• [REQUIREMENTS]: Copy the lines holding the word "JSON", all of them.

Collection entries
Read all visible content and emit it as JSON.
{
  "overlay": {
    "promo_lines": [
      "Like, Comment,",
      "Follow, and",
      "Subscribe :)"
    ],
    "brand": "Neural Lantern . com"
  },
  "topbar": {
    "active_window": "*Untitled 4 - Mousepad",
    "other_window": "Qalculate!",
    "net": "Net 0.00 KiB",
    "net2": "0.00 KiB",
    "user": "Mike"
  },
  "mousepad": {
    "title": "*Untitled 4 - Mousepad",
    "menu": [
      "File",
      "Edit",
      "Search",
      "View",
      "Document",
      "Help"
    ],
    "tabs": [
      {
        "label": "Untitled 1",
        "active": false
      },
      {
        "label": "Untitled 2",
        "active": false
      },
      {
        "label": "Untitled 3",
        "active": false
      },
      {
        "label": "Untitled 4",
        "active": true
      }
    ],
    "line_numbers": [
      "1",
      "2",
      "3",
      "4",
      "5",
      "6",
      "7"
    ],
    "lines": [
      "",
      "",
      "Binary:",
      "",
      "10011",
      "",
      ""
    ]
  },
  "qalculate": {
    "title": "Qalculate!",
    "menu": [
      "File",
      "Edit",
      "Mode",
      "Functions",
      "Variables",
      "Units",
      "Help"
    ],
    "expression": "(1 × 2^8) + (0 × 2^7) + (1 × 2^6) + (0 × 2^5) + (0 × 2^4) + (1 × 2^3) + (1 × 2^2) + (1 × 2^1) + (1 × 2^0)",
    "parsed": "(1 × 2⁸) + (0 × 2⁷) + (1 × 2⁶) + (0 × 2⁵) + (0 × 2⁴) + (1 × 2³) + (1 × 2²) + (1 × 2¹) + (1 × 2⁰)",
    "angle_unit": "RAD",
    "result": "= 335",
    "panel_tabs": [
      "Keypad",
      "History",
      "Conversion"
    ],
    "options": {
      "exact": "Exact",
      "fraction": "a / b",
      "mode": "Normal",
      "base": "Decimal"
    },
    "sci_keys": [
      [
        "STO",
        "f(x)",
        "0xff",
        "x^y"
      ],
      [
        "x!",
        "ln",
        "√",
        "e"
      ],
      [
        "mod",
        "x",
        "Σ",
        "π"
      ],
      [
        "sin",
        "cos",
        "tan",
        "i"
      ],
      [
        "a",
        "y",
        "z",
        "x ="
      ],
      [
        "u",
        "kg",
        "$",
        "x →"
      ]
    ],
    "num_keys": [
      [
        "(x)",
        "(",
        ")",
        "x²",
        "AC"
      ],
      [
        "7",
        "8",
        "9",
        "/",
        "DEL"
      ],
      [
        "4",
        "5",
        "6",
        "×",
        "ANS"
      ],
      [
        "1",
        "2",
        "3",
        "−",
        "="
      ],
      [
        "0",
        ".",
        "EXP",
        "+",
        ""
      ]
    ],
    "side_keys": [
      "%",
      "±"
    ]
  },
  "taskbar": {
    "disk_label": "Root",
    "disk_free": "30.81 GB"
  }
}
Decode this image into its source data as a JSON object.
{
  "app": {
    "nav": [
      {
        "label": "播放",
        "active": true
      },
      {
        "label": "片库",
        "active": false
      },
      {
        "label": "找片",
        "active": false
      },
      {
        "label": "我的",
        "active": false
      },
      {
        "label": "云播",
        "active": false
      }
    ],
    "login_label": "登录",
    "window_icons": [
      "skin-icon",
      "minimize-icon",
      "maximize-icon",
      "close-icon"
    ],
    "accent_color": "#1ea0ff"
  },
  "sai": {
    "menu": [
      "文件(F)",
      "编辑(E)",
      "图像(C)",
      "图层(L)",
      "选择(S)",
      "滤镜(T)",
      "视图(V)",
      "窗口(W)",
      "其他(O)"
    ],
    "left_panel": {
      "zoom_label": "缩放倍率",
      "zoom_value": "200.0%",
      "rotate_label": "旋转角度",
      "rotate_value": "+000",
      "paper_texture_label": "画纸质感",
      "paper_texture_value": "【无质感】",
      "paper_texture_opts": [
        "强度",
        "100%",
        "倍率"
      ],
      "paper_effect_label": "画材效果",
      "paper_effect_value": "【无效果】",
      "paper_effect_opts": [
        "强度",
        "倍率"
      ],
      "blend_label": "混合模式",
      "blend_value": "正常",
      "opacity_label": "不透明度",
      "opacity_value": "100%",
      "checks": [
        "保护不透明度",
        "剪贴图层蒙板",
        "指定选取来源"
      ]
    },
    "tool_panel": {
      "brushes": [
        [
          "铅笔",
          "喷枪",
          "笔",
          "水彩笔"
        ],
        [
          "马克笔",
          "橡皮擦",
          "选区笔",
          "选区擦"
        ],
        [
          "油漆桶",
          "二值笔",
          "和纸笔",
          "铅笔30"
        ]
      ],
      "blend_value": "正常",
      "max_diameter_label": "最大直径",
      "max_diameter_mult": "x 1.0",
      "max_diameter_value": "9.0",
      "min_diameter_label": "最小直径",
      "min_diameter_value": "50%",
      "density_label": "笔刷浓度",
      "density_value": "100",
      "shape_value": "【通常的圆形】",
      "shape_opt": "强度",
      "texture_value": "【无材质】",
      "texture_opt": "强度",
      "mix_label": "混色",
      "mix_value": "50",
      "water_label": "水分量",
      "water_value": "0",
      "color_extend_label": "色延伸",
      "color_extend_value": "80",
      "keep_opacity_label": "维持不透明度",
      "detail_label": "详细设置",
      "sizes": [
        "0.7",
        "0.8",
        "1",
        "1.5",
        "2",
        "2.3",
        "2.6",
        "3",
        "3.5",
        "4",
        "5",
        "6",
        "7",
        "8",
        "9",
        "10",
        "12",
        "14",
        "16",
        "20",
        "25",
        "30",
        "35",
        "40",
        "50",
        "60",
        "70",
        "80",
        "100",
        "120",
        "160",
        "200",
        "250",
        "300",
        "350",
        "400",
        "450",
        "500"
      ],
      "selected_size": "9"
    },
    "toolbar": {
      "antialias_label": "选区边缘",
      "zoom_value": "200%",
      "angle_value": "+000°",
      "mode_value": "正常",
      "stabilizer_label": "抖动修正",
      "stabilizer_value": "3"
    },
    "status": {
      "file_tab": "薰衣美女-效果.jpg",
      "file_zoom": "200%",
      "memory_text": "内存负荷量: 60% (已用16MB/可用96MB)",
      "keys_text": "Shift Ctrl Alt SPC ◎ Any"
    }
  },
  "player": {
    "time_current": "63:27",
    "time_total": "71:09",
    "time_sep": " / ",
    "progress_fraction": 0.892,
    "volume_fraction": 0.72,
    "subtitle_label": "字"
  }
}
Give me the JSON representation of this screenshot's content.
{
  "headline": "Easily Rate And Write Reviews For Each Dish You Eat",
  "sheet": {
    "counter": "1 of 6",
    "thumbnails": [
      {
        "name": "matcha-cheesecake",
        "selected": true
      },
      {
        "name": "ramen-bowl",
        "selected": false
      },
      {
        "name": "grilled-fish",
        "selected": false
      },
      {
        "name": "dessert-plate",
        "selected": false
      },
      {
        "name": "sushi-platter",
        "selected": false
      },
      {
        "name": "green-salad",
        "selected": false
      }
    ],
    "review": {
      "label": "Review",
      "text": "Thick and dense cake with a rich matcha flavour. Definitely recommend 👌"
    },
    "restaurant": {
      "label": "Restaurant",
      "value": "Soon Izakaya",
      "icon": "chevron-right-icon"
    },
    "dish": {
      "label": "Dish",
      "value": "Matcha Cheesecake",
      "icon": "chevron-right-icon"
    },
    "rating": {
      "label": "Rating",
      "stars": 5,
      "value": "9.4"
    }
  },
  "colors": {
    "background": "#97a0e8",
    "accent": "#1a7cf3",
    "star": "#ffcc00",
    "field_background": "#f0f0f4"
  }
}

• [ANSWER]:
Read all visible content and emit it as JSON.
Decode this image into its source data as a JSON object.
Give me the JSON representation of this screenshot's content.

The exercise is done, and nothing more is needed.